KORTE OPDRACHT 1: Neem het deel van het fragment over muziekstemming over dat opent met de woorden met "In veel oosterse" en sluit met "een octaaf hoger.". Vervang daarin overal "octaaf" door "achtste toon".
KORTE OPDRACHT 2: Welke gebruikersnamen komen in het fragment over muziekstemming voor? Noem ze allemaal.

FRAGMENT:
◆ ◆ ◆ ◆

In veel oosterse muzieksoorten wordt gebruik gemaakt van microtonaliteit, afstanden die kleiner zijn dan een halve toon; ik denk dat eerder dat ervoor zorgt dat wij het als vals ervaren.

Jeroen_K
5 mei 2011, 09:53
Dat klinkt een stuk logischer, bedankt!

Zjef
5 mei 2011, 10:27
@ Dootch:
Dank, dat is helemaal duidelijk! Ik zal eens proberen uit te rekenen welke lengtes er zo ontstaan. Lijkt me veelbelovend.

@ Demension X:
Volgens mij heet wat we nu gebruiken de 'gelijkzwevende stemming', alle afstanden van een halve toon hebben onderling dezelfde trillingsverhouding. Eerder werd een aantal manieren op basis van natuurlijke boventonen gebruikt om de laddertonen te bepalen en dan kom je op andere verhoudingen uit; in dat verband kom je de term 'reine stemming' wel tegen. Maar een octaaf blijft in beide gevallen een octaaf; dubbele frequentie is exact een octaaf hoger.

◆ ◆ ◆ ◆

GEGEVENS:
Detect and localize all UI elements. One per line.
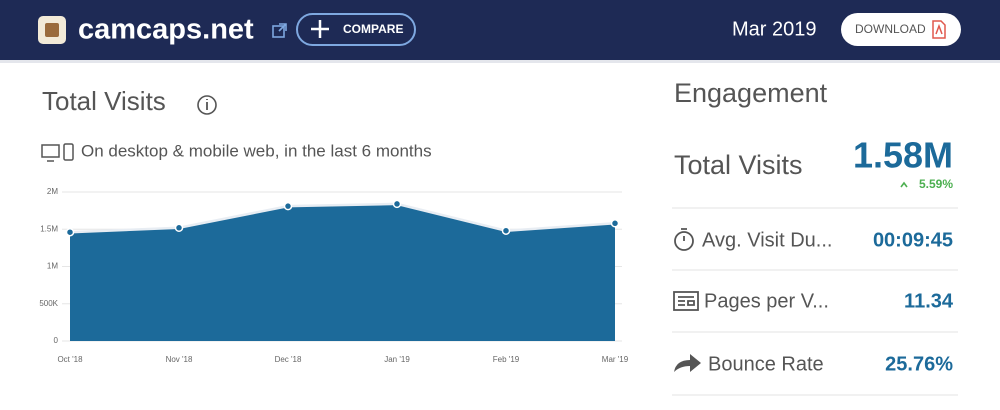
y-tick-label: 1M: [47, 262, 58, 271]
total-visits-value: 1.58M: [853, 135, 953, 176]
metric-label: Avg. Visit Du...: [702, 229, 832, 251]
y-tick-label: 0: [54, 336, 59, 345]
pdf-icon: [932, 20, 946, 39]
pages-icon: [673, 291, 699, 311]
external-link-icon[interactable]: [272, 23, 287, 38]
point: [610, 219, 620, 228]
compare-label[interactable]: COMPARE: [343, 22, 403, 36]
metric-label: Pages per V...: [704, 290, 829, 312]
y-tick-label: 500K: [39, 299, 58, 308]
chart: 0 500K 1M 1.5M 2M Oct '18 Nov '18 Dec '18 Jan '1…: [39, 187, 628, 364]
header-shadow: [0, 60, 1000, 63]
x-tick-label: Feb '19: [493, 355, 520, 364]
panel-title: Total Visits: [42, 86, 166, 116]
device-icons: [41, 143, 74, 162]
y-tick-label: 2M: [47, 187, 58, 196]
bounce-icon: [674, 354, 701, 372]
y-tick-label: 1.5M: [40, 224, 58, 233]
metric-label: Bounce Rate: [708, 353, 824, 375]
download-label[interactable]: DOWNLOAD: [855, 22, 926, 36]
x-tick-label: Dec '18: [275, 355, 302, 364]
panel-subtitle: On desktop & mobile web, in the last 6 m…: [81, 141, 432, 160]
total-visits-change: 5.59%: [919, 177, 953, 191]
x-tick-label: Mar '19: [602, 355, 629, 364]
line: [69, 202, 616, 234]
point: [65, 227, 75, 237]
download-button[interactable]: [841, 13, 961, 46]
site-logo-inner: [45, 23, 59, 37]
timer-icon: [674, 228, 694, 251]
info-icon[interactable]: [197, 95, 217, 115]
x-tick-label: Nov '18: [166, 355, 193, 364]
point: [501, 226, 511, 235]
up-caret: [900, 181, 908, 188]
metric-value: 11.34: [904, 290, 954, 312]
point: [174, 223, 184, 233]
metric-value: 25.76%: [885, 353, 953, 375]
x-tick-label: Oct '18: [57, 355, 83, 364]
site-name: camcaps.net: [78, 14, 254, 46]
plus-icon: [311, 20, 329, 38]
metric-value: 00:09:45: [873, 229, 953, 251]
engagement-title: Engagement: [674, 78, 828, 108]
point: [392, 199, 402, 209]
date: Mar 2019: [732, 18, 817, 40]
point: [283, 201, 293, 211]
x-tick-label: Jan '19: [384, 355, 410, 364]
area: [70, 203, 615, 341]
header-bar: [0, 0, 1000, 60]
compare-button[interactable]: [296, 13, 416, 46]
total-visits-label: Total Visits: [674, 150, 803, 180]
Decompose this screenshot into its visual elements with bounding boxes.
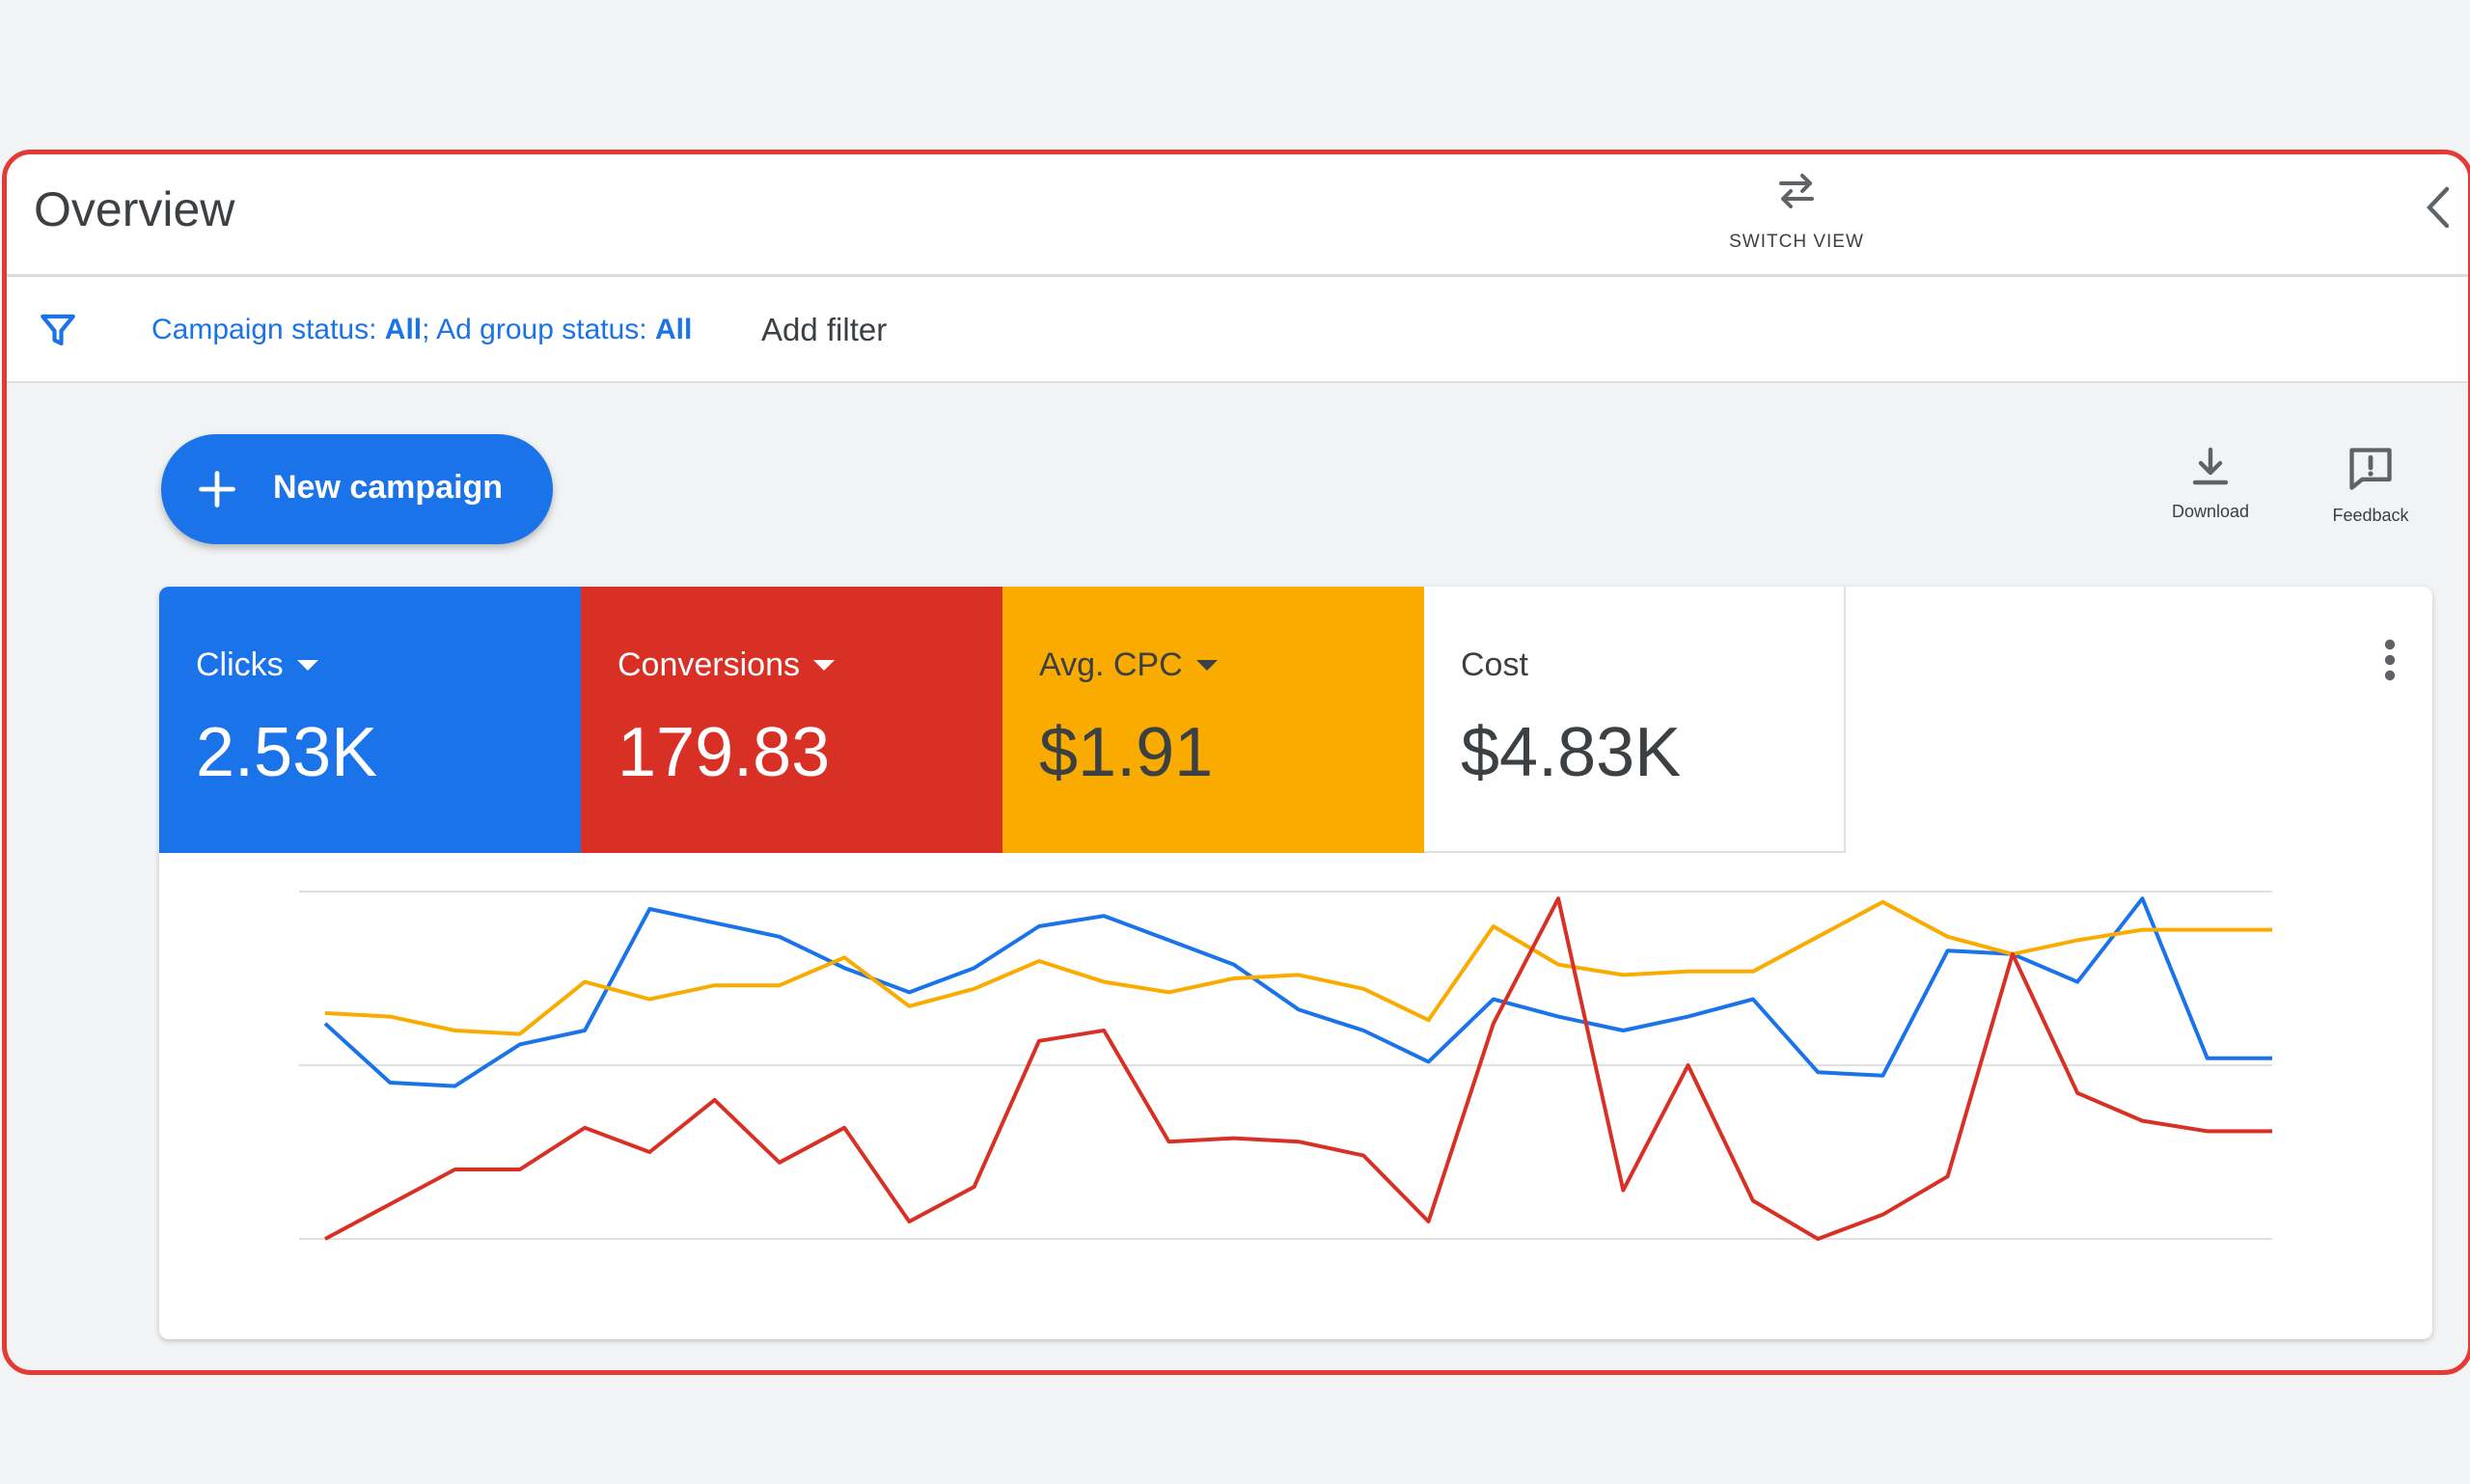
- performance-line-chart: [299, 891, 2272, 1241]
- feedback-label: Feedback: [2332, 506, 2409, 525]
- download-icon: [2192, 447, 2229, 485]
- performance-card: Clicks 2.53K Conversions 179.83 Avg. CPC…: [159, 587, 2432, 1339]
- metric-conversions-value: 179.83: [618, 714, 831, 791]
- metric-cost-name: Cost: [1461, 646, 1528, 683]
- switch-view-label: SWITCH VIEW: [1729, 232, 1864, 252]
- filter-icon[interactable]: [38, 310, 78, 355]
- feedback-button[interactable]: Feedback: [2303, 444, 2438, 526]
- dropdown-caret-icon: [812, 660, 835, 671]
- dropdown-caret-icon: [1195, 660, 1218, 671]
- filter-separator: ;: [422, 314, 437, 345]
- campaign-status-value: All: [384, 314, 423, 345]
- new-campaign-button[interactable]: New campaign: [161, 434, 553, 544]
- ad-group-status-value: All: [654, 314, 693, 345]
- plus-icon: [199, 471, 235, 508]
- metric-conversions[interactable]: Conversions 179.83: [581, 587, 1002, 853]
- metric-clicks[interactable]: Clicks 2.53K: [159, 587, 581, 853]
- more-vert-icon: [2384, 639, 2396, 681]
- switch-arrows-icon: [1779, 174, 1814, 208]
- active-filters[interactable]: Campaign status: All; Ad group status: A…: [151, 314, 692, 346]
- overview-header: Overview SWITCH VIEW: [7, 154, 2468, 277]
- chevron-left-icon: [2426, 186, 2450, 229]
- chart-series-line-0: [323, 896, 2272, 1088]
- metric-clicks-name: Clicks: [196, 646, 284, 683]
- new-campaign-label: New campaign: [273, 469, 504, 506]
- page-title: Overview: [34, 182, 235, 236]
- filter-bar: Campaign status: All; Ad group status: A…: [7, 277, 2468, 383]
- metric-avg-cpc[interactable]: Avg. CPC $1.91: [1002, 587, 1424, 853]
- ad-group-status-label: Ad group status:: [436, 314, 655, 345]
- feedback-icon: [2349, 448, 2392, 490]
- metric-cost[interactable]: Cost $4.83K: [1424, 587, 1846, 853]
- collapse-panel-button[interactable]: [2420, 183, 2458, 232]
- chart-series-line-2: [324, 896, 2272, 1241]
- switch-view-button[interactable]: SWITCH VIEW: [1710, 168, 1883, 264]
- dropdown-caret-icon: [296, 660, 318, 671]
- metric-cost-value: $4.83K: [1461, 714, 1682, 791]
- add-filter-button[interactable]: Add filter: [761, 312, 888, 347]
- metric-conversions-name: Conversions: [618, 646, 800, 683]
- campaign-status-label: Campaign status:: [151, 314, 385, 345]
- metric-avg-cpc-name: Avg. CPC: [1039, 646, 1183, 683]
- more-options-button[interactable]: [2380, 637, 2400, 688]
- download-button[interactable]: Download: [2143, 444, 2278, 522]
- metric-avg-cpc-value: $1.91: [1039, 714, 1214, 791]
- overview-panel: Overview SWITCH VIEW Campaign status: Al…: [2, 150, 2470, 1375]
- chart-series-line-1: [324, 899, 2272, 1036]
- download-label: Download: [2171, 502, 2250, 521]
- metric-clicks-value: 2.53K: [196, 714, 378, 791]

◆ ◆ ◆ ◆

ANTWOORD 1:
In veel oosterse muzieksoorten wordt gebruik gemaakt van microtonaliteit, afstanden die kleiner zijn dan een halve toon; ik denk dat eerder dat ervoor zorgt dat wij het als vals ervaren.

Jeroen_K
5 mei 2011, 09:53
Dat klinkt een stuk logischer, bedankt!

Zjef
5 mei 2011, 10:27
@ Dootch:
Dank, dat is helemaal duidelijk! Ik zal eens proberen uit te rekenen welke lengtes er zo ontstaan. Lijkt me veelbelovend.

@ Demension X:
Volgens mij heet wat we nu gebruiken de 'gelijkzwevende stemming', alle afstanden van een halve toon hebben onderling dezelfde trillingsverhouding. Eerder werd een aantal manieren op basis van natuurlijke boventonen gebruikt om de laddertonen te bepalen en dan kom je op andere verhoudingen uit; in dat verband kom je de term 'reine stemming' wel tegen. Maar een achtste toon blijft in beide gevallen een achtste toon; dubbele frequentie is exact een achtste toon hoger.

ANTWOORD 2:
Jeroen_K
Zjef
Dootch
Demension X